-- start --

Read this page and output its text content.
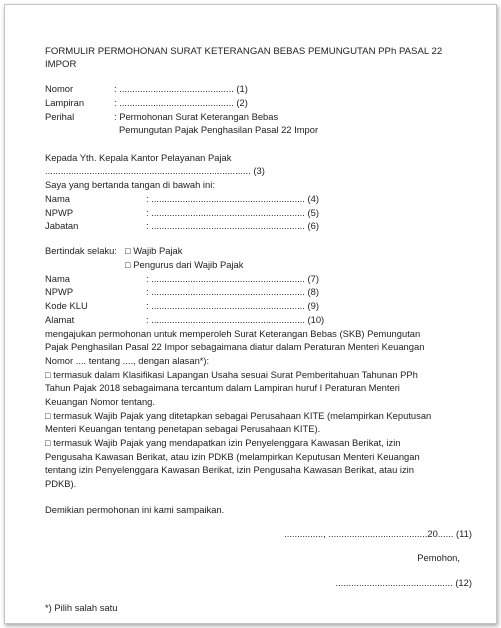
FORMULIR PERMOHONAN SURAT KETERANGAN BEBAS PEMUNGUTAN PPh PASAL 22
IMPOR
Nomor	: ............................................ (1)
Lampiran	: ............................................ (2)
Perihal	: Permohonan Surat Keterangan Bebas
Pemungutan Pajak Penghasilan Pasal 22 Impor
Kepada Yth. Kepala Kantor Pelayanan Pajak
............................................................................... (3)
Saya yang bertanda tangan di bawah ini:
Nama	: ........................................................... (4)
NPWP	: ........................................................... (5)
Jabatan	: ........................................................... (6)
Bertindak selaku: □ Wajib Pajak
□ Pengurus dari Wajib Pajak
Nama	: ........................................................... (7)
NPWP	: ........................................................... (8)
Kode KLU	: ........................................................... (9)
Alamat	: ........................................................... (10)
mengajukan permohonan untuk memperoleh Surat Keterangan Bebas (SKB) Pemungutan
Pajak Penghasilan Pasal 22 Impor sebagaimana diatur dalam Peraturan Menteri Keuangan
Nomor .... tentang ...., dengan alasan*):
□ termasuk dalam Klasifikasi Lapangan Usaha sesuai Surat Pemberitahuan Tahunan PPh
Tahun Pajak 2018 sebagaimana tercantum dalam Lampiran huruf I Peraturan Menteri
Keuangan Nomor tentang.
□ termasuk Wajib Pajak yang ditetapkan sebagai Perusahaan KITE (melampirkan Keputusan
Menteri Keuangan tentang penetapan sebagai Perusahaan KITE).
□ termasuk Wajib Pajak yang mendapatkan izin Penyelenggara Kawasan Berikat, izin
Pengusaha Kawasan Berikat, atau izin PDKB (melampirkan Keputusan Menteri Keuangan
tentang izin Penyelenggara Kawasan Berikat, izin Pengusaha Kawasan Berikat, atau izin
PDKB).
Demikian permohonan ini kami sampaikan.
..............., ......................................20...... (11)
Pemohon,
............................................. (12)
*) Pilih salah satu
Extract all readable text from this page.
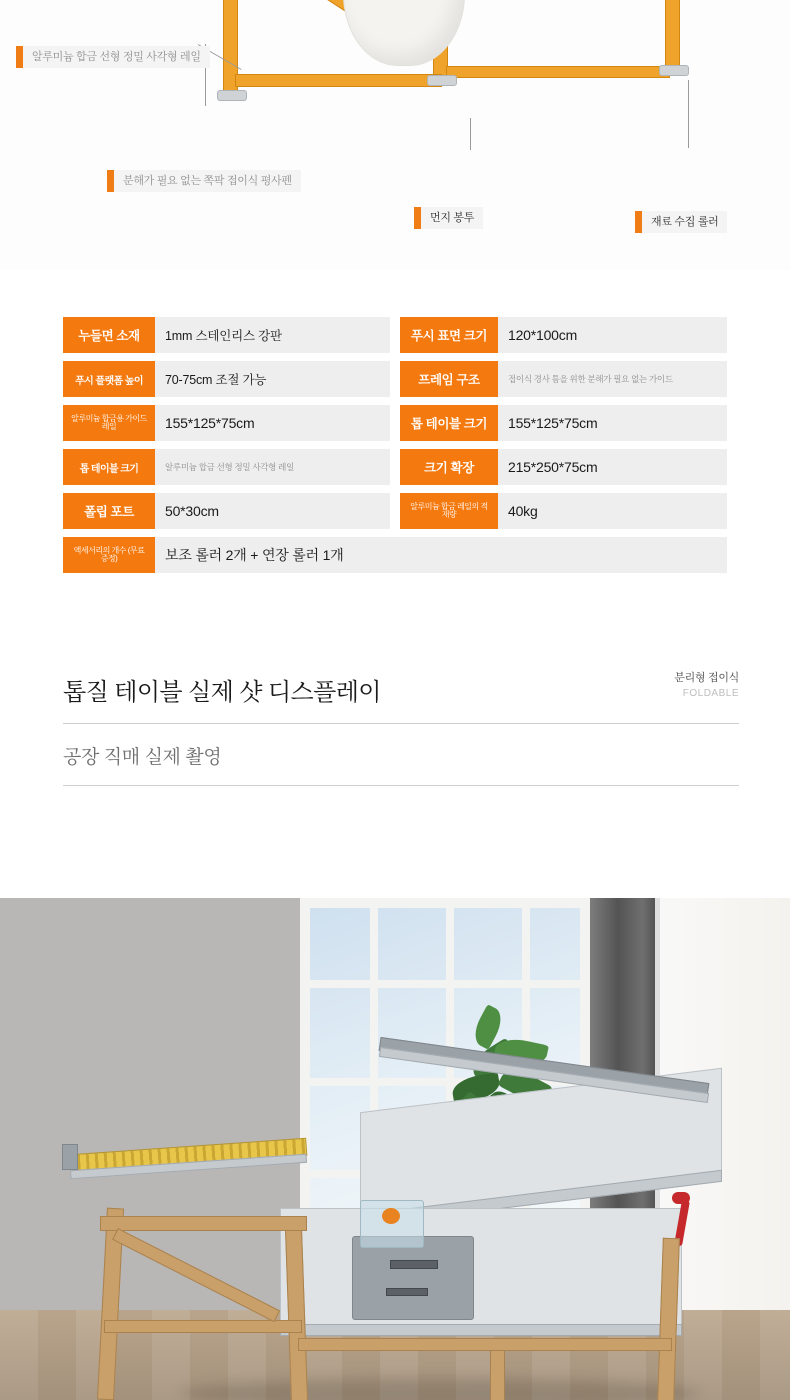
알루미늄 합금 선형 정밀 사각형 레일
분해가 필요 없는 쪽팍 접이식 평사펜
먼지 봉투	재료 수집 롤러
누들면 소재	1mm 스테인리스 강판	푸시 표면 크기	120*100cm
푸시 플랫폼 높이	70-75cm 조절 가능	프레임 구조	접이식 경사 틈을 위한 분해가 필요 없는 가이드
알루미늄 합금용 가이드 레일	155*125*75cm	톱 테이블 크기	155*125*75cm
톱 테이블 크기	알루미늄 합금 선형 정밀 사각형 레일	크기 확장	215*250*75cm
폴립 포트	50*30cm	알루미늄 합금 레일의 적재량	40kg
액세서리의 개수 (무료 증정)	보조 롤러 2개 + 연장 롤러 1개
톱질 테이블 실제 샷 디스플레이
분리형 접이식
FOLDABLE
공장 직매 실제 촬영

-- end --

■ **AIM**
Write out every line of the preceding listing that contains "Peraturan".

■ **OUTPUT FOR THIS TASK**
Pajak Penghasilan Pasal 22 Impor sebagaimana diatur dalam Peraturan Menteri Keuangan
Tahun Pajak 2018 sebagaimana tercantum dalam Lampiran huruf I Peraturan Menteri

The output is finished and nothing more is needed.